### Goal
Below are the records; pull every line that includes "name".

### Records for this task
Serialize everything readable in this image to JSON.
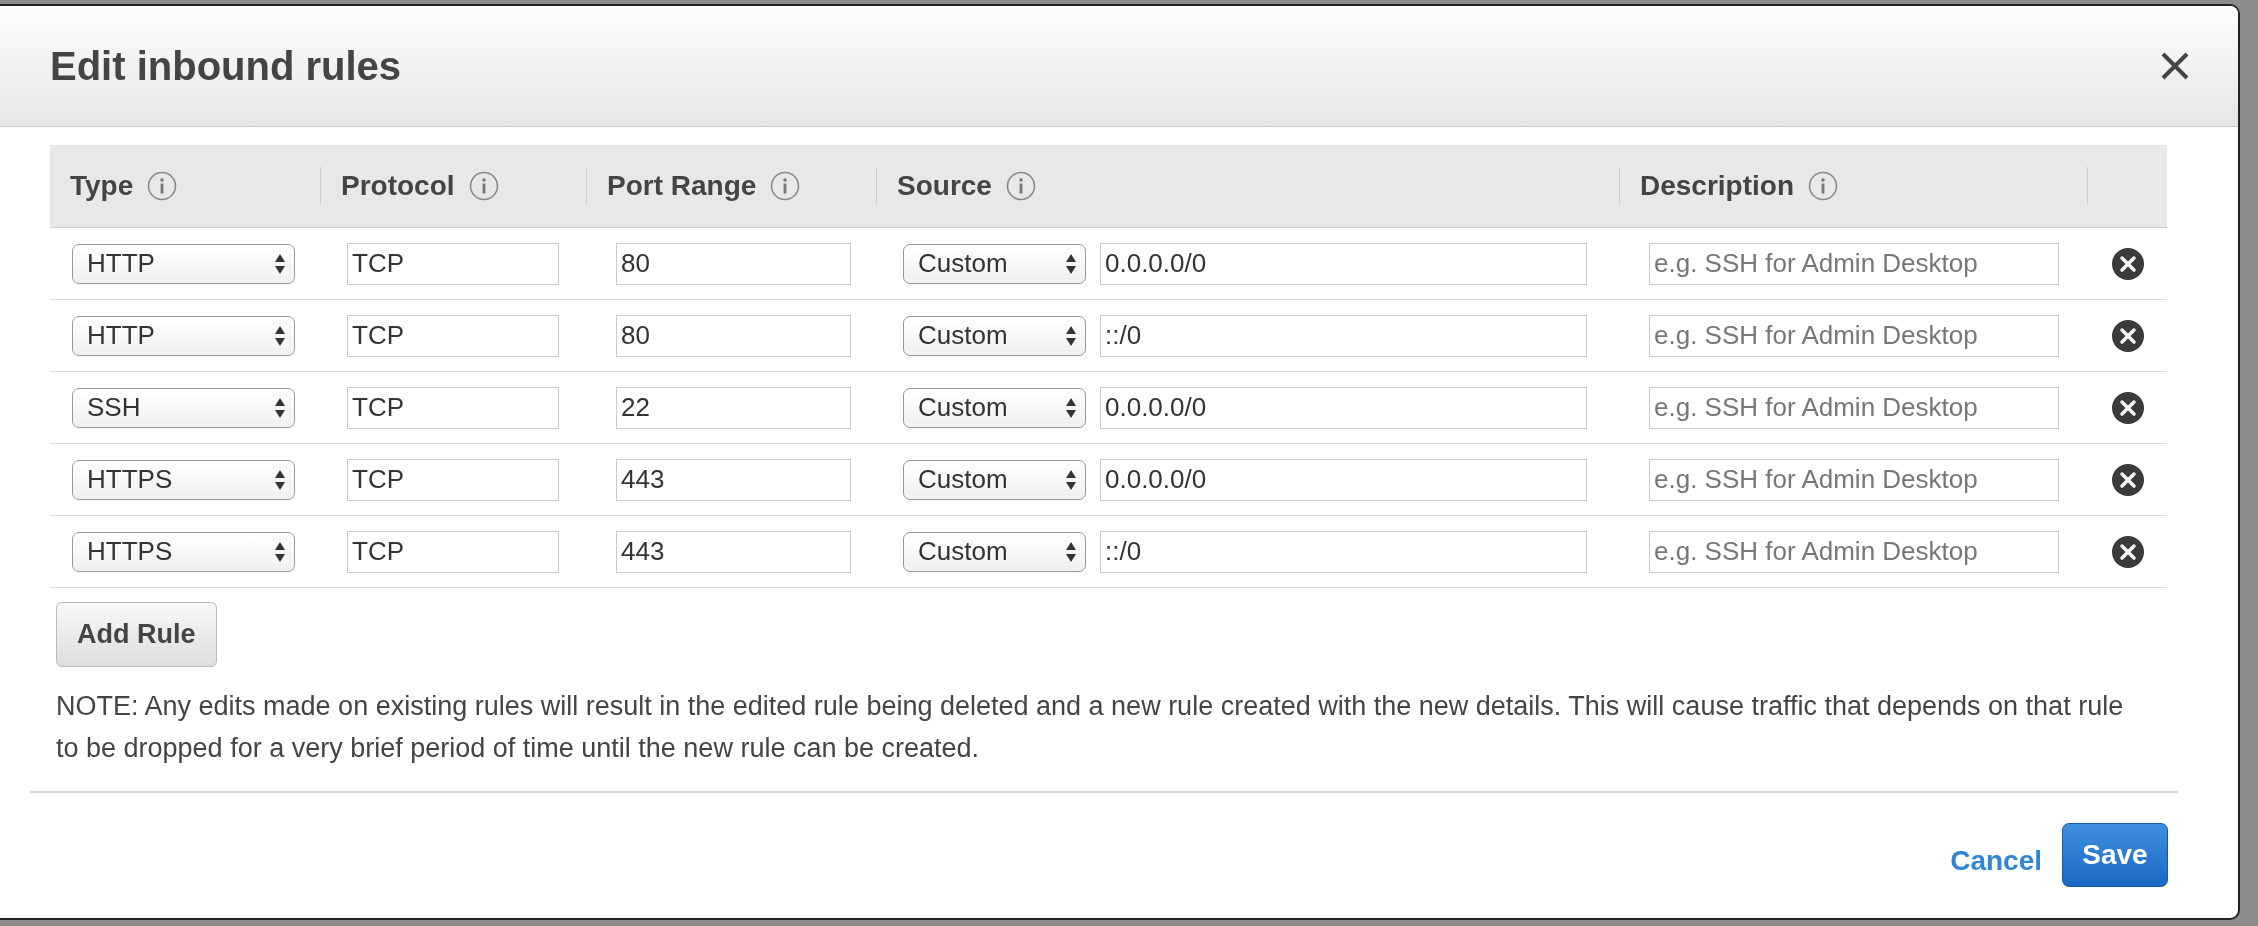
{
  "dialog": {
    "title": "Edit inbound rules"
  },
  "table": {
    "columns": [
      "Type",
      "Protocol",
      "Port Range",
      "Source",
      "Description"
    ],
    "rows": [
      {
        "type": "HTTP",
        "protocol": "TCP",
        "port_range": "80",
        "source_mode": "Custom",
        "source": "0.0.0.0/0",
        "description": {
          "placeholder": "e.g. SSH for Admin Desktop"
        }
      },
      {
        "type": "HTTP",
        "protocol": "TCP",
        "port_range": "80",
        "source_mode": "Custom",
        "source": "::/0",
        "description": {
          "placeholder": "e.g. SSH for Admin Desktop"
        }
      },
      {
        "type": "SSH",
        "protocol": "TCP",
        "port_range": "22",
        "source_mode": "Custom",
        "source": "0.0.0.0/0",
        "description": {
          "placeholder": "e.g. SSH for Admin Desktop"
        }
      },
      {
        "type": "HTTPS",
        "protocol": "TCP",
        "port_range": "443",
        "source_mode": "Custom",
        "source": "0.0.0.0/0",
        "description": {
          "placeholder": "e.g. SSH for Admin Desktop"
        }
      },
      {
        "type": "HTTPS",
        "protocol": "TCP",
        "port_range": "443",
        "source_mode": "Custom",
        "source": "::/0",
        "description": {
          "placeholder": "e.g. SSH for Admin Desktop"
        }
      }
    ]
  },
  "add_rule_button": "Add Rule",
  "note": "NOTE: Any edits made on existing rules will result in the edited rule being deleted and a new rule created with the new details. This will cause traffic that depends on that rule to be dropped for a very brief period of time until the new rule can be created.",
  "footer": {
    "cancel": "Cancel",
    "save": "Save"
  }
}
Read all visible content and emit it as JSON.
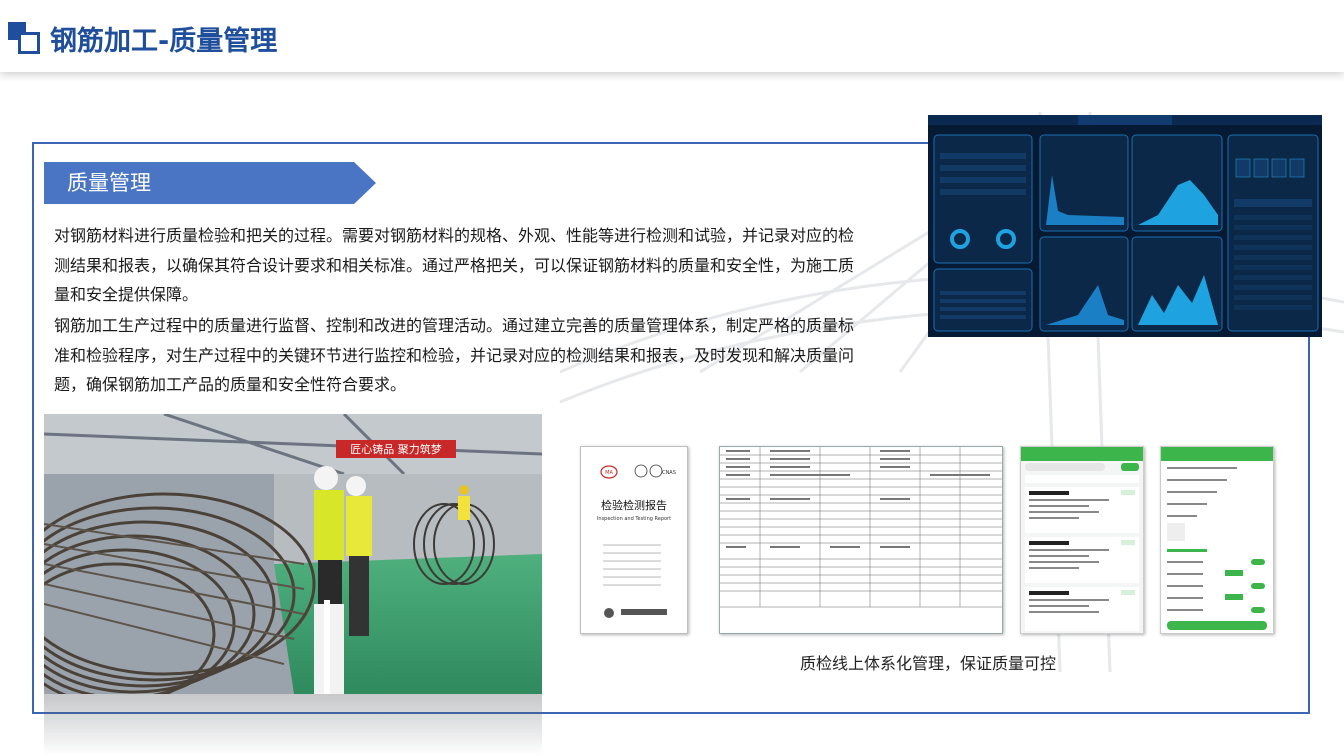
{
  "header": {
    "title": "钢筋加工-质量管理"
  },
  "section": {
    "tag": "质量管理",
    "paragraphs": [
      "对钢筋材料进行质量检验和把关的过程。需要对钢筋材料的规格、外观、性能等进行检测和试验，并记录对应的检测结果和报表，以确保其符合设计要求和相关标准。通过严格把关，可以保证钢筋材料的质量和安全性，为施工质量和安全提供保障。",
      "钢筋加工生产过程中的质量进行监督、控制和改进的管理活动。通过建立完善的质量管理体系，制定严格的质量标准和检验程序，对生产过程中的关键环节进行监控和检验，并记录对应的检测结果和报表，及时发现和解决质量问题，确保钢筋加工产品的质量和安全性符合要求。"
    ]
  },
  "photo": {
    "banner": "匠心铸品   聚力筑梦"
  },
  "certificate": {
    "title_cn": "检验检测报告",
    "title_en": "Inspection and Testing Report",
    "marks": [
      "MA",
      "CNAS"
    ]
  },
  "caption": "质检线上体系化管理，保证质量可控",
  "colors": {
    "brand_blue": "#1f4e9c",
    "frame_blue": "#3a66b5",
    "tag_blue": "#4a74c4",
    "dashboard_bg": "#071a33",
    "dashboard_accent": "#1fa3e0",
    "app_green": "#3cb54a"
  }
}
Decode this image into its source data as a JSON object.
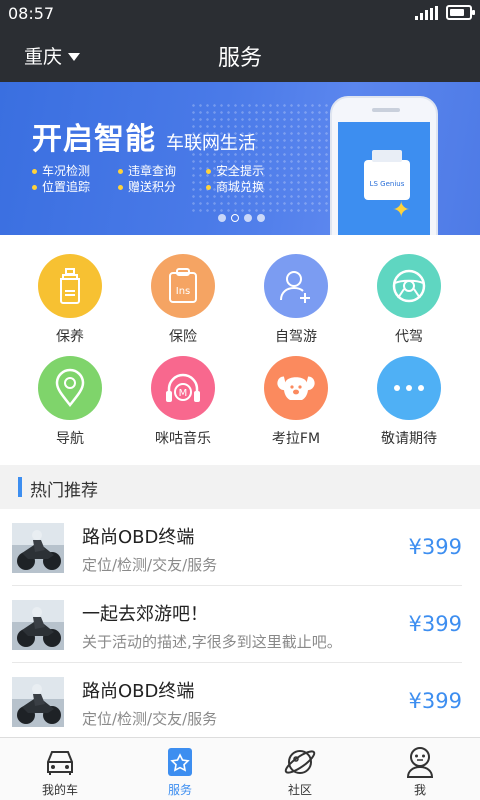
{
  "status": {
    "time": "08:57",
    "battery_level": 0.8
  },
  "header": {
    "city": "重庆",
    "title": "服务"
  },
  "banner": {
    "headline": "开启智能",
    "subhead": "车联网生活",
    "features": [
      "车况检测",
      "违章查询",
      "安全提示",
      "位置追踪",
      "赠送积分",
      "商城兑换"
    ],
    "device_label": "LS Genius",
    "active_page": 2,
    "page_count": 4
  },
  "services": [
    {
      "label": "保养",
      "icon": "bottle-icon",
      "color": "#f7c132"
    },
    {
      "label": "保险",
      "icon": "insurance-icon",
      "color": "#f5a463"
    },
    {
      "label": "自驾游",
      "icon": "add-user-icon",
      "color": "#7b9cf2"
    },
    {
      "label": "代驾",
      "icon": "steering-wheel-icon",
      "color": "#5fd6c1"
    },
    {
      "label": "导航",
      "icon": "location-pin-icon",
      "color": "#7fd46b"
    },
    {
      "label": "咪咕音乐",
      "icon": "headphones-icon",
      "color": "#f8688e"
    },
    {
      "label": "考拉FM",
      "icon": "koala-icon",
      "color": "#fb8a5e"
    },
    {
      "label": "敬请期待",
      "icon": "more-icon",
      "color": "#4fb0f5"
    }
  ],
  "section": {
    "title": "热门推荐"
  },
  "recommendations": [
    {
      "name": "路尚OBD终端",
      "desc": "定位/检测/交友/服务",
      "price": "¥399"
    },
    {
      "name": "一起去郊游吧！",
      "desc": "关于活动的描述,字很多到这里截止吧。",
      "price": "¥399"
    },
    {
      "name": "路尚OBD终端",
      "desc": "定位/检测/交友/服务",
      "price": "¥399"
    }
  ],
  "tabs": [
    {
      "label": "我的车",
      "icon": "car-icon",
      "active": false
    },
    {
      "label": "服务",
      "icon": "service-icon",
      "active": true
    },
    {
      "label": "社区",
      "icon": "planet-icon",
      "active": false
    },
    {
      "label": "我",
      "icon": "profile-icon",
      "active": false
    }
  ],
  "colors": {
    "accent": "#3d8ef0",
    "header_bg": "#2b2e33",
    "price": "#3d8ef0"
  }
}
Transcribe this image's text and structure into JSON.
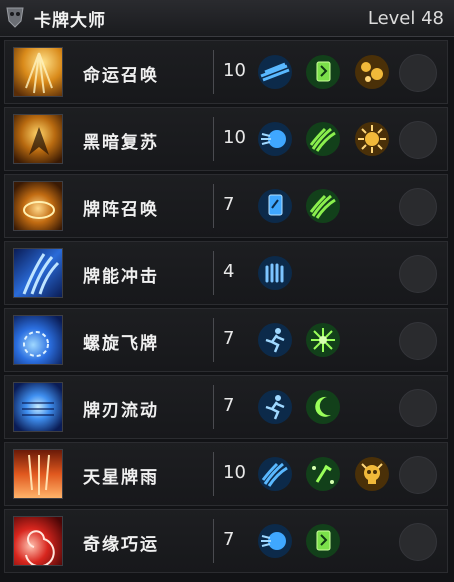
{
  "header": {
    "title": "卡牌大师",
    "level": "Level 48",
    "emblem_icon": "mask-icon"
  },
  "skills": [
    {
      "name": "命运召唤",
      "points": "10",
      "icon": "golden-rays-skill-icon",
      "augments": [
        "blue-slash-icon",
        "green-card-icon",
        "gold-orbs-icon"
      ]
    },
    {
      "name": "黑暗复苏",
      "points": "10",
      "icon": "dark-demon-skill-icon",
      "augments": [
        "blue-orb-icon",
        "green-claw-icon",
        "gold-sun-icon"
      ]
    },
    {
      "name": "牌阵召唤",
      "points": "7",
      "icon": "gold-circle-skill-icon",
      "augments": [
        "blue-card-icon",
        "green-claw-icon"
      ]
    },
    {
      "name": "牌能冲击",
      "points": "4",
      "icon": "blue-wave-skill-icon",
      "augments": [
        "blue-claw-icon"
      ]
    },
    {
      "name": "螺旋飞牌",
      "points": "7",
      "icon": "blue-spiral-skill-icon",
      "augments": [
        "blue-runner-icon",
        "green-burst-icon"
      ]
    },
    {
      "name": "牌刃流动",
      "points": "7",
      "icon": "blue-stream-skill-icon",
      "augments": [
        "blue-runner-icon",
        "green-moon-icon"
      ]
    },
    {
      "name": "天星牌雨",
      "points": "10",
      "icon": "red-rain-skill-icon",
      "augments": [
        "blue-slash-icon",
        "green-sparkle-icon",
        "gold-skull-icon"
      ]
    },
    {
      "name": "奇缘巧运",
      "points": "7",
      "icon": "red-spiral-skill-icon",
      "augments": [
        "blue-orb-icon",
        "green-card-icon"
      ]
    }
  ]
}
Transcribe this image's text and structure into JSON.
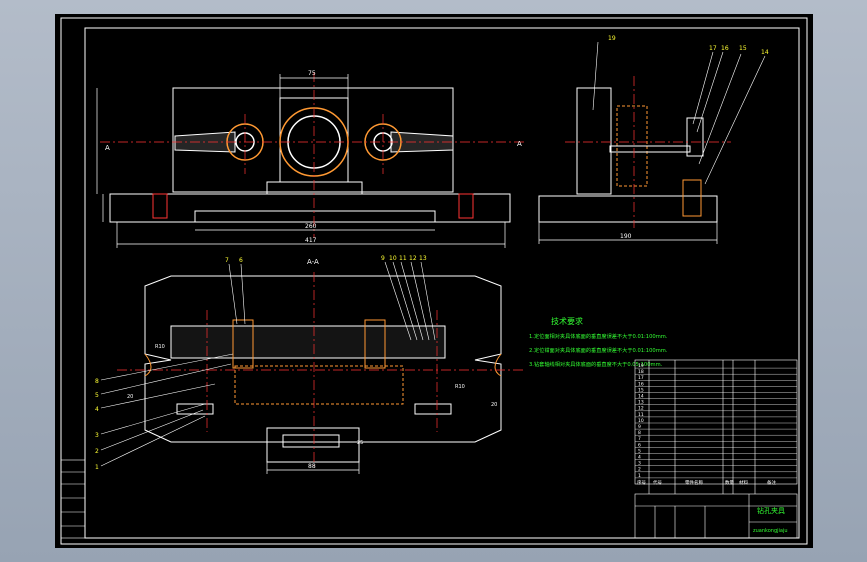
{
  "drawing": {
    "title_block": {
      "name": "钻孔夹具",
      "code": "zuankongjiaju"
    },
    "section_label": "A-A",
    "section_marks": [
      "A",
      "A"
    ],
    "technical_requirements": {
      "heading": "技术要求",
      "items": [
        "1.定位面相对夹具体底面的垂直度误差不大于0.01:100mm.",
        "2.定位钳面对夹具体底面的垂直度误差不大于0.01:100mm.",
        "3.钻套轴线相对夹具体底面的垂直度不大于0.05:100mm."
      ]
    },
    "dimensions": {
      "front_top": "75",
      "front_bottom_inner": "260",
      "front_bottom_outer": "417",
      "side_bottom": "190",
      "plan_bottom": "88",
      "plan_r_left": "R10",
      "plan_r_right": "R10",
      "plan_width_left": "20",
      "plan_width_right": "20",
      "plan_height": "25"
    },
    "balloons_side": [
      "19",
      "17",
      "16",
      "15",
      "14"
    ],
    "balloons_plan_top": [
      "7",
      "6",
      "9",
      "10",
      "11",
      "12",
      "13"
    ],
    "balloons_plan_left": [
      "8",
      "5",
      "4",
      "3",
      "2",
      "1"
    ],
    "parts_list": {
      "rows": [
        "19",
        "18",
        "17",
        "16",
        "15",
        "14",
        "13",
        "12",
        "11",
        "10",
        "9",
        "8",
        "7",
        "6",
        "5",
        "4",
        "3",
        "2",
        "1"
      ],
      "header": [
        "序号",
        "代号",
        "零件名称",
        "数量",
        "材料",
        "备注"
      ]
    }
  }
}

### Answer for this exercise
      "name": "路尚OBD终端",
      "name": "一起去郊游吧！",
      "name": "路尚OBD终端",
      "name": "命运召唤",
      "name": "黑暗复苏",
      "name": "牌阵召唤",
      "name": "牌能冲击",
      "name": "螺旋飞牌",
      "name": "牌刃流动",
      "name": "天星牌雨",
      "name": "奇缘巧运",
      "name": "钻孔夹具",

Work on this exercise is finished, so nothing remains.